Record excerpts:
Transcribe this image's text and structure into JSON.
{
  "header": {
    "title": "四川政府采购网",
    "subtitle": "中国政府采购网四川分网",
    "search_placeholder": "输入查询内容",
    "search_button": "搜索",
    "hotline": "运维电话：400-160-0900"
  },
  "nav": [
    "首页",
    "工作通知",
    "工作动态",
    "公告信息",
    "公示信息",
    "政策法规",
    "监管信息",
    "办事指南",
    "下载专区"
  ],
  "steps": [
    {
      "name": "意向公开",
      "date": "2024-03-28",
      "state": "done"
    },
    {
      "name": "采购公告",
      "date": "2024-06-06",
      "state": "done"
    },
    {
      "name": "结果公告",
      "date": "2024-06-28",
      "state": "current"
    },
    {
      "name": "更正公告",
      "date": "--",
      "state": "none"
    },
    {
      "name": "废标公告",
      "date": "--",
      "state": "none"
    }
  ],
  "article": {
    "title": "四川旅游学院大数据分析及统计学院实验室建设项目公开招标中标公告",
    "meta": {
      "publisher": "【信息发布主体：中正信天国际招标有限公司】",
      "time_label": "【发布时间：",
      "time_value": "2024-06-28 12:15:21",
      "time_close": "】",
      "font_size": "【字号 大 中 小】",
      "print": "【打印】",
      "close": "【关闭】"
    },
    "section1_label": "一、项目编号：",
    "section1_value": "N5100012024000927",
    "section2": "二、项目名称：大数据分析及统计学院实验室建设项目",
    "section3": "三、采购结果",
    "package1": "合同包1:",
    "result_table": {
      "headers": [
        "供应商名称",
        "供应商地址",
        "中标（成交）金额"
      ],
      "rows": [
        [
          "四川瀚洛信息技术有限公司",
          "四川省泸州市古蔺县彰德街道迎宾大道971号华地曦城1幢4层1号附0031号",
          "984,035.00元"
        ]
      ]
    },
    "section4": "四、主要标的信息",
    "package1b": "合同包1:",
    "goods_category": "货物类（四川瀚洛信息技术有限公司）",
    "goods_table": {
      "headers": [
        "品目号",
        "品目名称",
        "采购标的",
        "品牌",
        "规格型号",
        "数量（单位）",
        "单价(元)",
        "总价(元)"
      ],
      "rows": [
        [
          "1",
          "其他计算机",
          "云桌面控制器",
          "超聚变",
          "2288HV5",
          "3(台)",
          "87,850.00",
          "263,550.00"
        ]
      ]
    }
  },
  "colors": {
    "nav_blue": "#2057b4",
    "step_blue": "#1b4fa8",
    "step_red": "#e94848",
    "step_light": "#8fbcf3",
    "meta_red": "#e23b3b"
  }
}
==
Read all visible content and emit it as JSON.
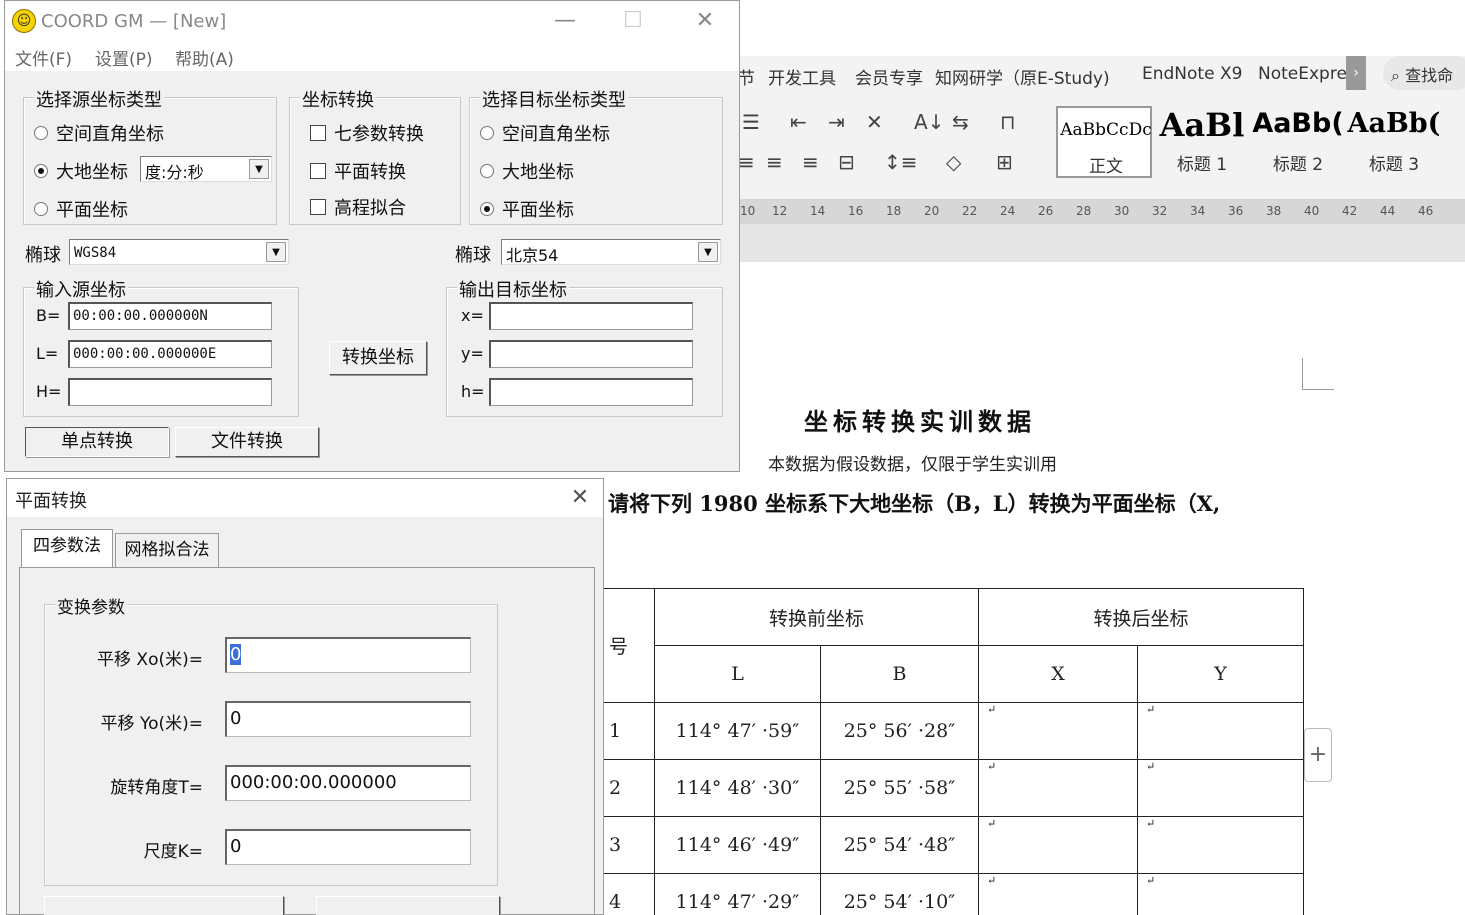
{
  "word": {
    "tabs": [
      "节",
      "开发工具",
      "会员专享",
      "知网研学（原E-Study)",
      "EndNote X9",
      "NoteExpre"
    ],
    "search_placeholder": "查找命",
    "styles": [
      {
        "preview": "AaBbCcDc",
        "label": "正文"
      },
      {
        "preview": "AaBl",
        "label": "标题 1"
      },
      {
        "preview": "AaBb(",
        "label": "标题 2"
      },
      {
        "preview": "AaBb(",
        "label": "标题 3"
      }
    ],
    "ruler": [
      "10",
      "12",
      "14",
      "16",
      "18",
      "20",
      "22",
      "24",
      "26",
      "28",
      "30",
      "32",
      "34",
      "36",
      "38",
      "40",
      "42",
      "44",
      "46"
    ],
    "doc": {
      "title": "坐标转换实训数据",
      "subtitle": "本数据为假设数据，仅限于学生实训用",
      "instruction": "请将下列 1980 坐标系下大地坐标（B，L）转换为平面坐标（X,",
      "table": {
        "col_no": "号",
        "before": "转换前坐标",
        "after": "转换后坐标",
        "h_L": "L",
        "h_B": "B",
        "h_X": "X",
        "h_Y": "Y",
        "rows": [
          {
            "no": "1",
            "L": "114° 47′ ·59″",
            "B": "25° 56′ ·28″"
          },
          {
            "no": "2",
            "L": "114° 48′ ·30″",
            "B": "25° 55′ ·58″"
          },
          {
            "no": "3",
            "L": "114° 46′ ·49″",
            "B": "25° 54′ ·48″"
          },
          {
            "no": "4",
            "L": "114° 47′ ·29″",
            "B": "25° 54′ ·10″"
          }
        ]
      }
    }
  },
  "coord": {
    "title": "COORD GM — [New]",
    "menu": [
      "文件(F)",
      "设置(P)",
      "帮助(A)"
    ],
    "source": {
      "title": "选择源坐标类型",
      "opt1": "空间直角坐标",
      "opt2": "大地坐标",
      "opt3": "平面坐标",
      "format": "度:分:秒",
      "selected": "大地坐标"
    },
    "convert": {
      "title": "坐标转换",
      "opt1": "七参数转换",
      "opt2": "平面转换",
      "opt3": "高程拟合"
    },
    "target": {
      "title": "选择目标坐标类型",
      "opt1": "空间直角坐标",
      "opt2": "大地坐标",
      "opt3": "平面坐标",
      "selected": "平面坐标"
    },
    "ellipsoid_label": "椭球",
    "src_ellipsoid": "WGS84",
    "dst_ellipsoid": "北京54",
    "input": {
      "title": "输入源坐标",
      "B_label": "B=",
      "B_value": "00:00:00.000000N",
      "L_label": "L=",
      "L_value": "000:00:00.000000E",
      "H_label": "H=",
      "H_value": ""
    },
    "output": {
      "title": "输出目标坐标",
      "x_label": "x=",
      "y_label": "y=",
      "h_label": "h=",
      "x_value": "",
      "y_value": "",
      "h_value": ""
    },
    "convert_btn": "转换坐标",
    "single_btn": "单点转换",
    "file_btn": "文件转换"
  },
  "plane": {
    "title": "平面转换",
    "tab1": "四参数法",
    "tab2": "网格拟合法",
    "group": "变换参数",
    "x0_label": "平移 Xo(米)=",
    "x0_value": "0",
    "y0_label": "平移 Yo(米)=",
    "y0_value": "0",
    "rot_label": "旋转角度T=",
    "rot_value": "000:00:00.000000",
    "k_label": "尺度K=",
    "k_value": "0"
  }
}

Task goal: Pick out the lines that contain "name" and copy them.

Task output:
      "name": "意向公开",
      "name": "采购公告",
      "name": "结果公告",
      "name": "更正公告",
      "name": "废标公告",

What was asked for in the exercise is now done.